→ DESCRIPTION OF THE TASK
Collect each line of the records containing the string "Қасиерлі".

→ INFORMATION SHOWN

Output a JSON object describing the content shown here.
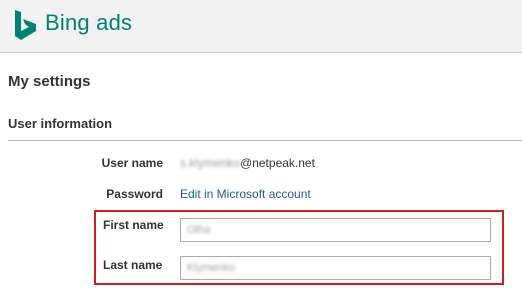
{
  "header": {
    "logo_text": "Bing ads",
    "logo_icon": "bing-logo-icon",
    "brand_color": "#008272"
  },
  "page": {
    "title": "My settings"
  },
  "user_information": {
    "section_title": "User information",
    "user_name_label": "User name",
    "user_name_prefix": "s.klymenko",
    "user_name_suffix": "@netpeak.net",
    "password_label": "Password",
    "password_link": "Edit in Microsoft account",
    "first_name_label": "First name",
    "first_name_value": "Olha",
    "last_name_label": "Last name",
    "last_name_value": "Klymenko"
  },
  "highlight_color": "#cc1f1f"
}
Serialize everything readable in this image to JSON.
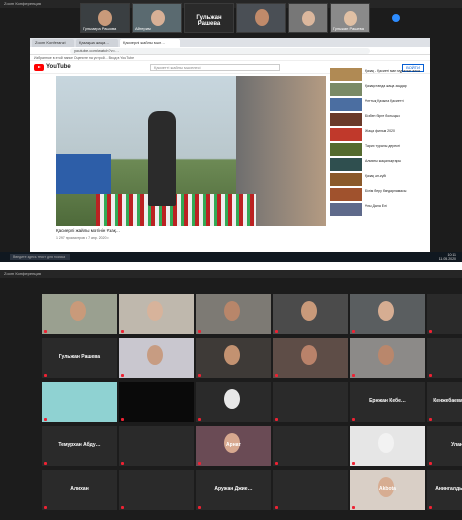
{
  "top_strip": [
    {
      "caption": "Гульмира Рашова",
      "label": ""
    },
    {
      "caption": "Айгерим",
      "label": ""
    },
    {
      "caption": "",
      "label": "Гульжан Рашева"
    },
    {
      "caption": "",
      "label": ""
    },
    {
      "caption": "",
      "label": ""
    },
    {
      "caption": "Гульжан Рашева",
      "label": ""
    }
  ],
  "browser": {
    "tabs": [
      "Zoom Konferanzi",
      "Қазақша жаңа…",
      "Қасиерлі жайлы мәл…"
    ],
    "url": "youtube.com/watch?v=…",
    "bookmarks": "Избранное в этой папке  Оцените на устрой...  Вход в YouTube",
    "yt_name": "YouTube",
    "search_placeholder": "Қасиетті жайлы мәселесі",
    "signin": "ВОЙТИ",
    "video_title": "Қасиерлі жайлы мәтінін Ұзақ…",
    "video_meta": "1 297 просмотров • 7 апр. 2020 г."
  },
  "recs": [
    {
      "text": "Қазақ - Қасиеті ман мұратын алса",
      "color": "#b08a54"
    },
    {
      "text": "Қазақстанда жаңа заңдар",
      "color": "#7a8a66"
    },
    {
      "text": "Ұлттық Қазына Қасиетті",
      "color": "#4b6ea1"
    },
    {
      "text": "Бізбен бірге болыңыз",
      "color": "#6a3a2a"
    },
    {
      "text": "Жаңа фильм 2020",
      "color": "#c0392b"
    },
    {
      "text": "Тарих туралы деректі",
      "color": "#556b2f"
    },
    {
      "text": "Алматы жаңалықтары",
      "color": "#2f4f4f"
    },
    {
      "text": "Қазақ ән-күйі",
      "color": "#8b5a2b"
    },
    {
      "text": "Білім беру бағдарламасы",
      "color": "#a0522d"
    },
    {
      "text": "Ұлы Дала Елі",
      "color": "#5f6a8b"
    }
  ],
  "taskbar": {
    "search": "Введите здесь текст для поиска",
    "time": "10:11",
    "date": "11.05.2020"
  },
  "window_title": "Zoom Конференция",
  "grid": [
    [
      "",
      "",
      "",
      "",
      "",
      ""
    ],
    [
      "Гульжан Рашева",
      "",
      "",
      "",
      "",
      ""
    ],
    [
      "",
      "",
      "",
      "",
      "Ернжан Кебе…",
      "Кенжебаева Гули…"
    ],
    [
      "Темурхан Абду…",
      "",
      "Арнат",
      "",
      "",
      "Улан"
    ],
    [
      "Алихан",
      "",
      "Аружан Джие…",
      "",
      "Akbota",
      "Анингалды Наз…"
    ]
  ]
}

→ EXERCISE SOLUTION
      "Қасиерлі жайлы мәл…"
    "video_title": "Қасиерлі жайлы мәтінін Ұзақ…",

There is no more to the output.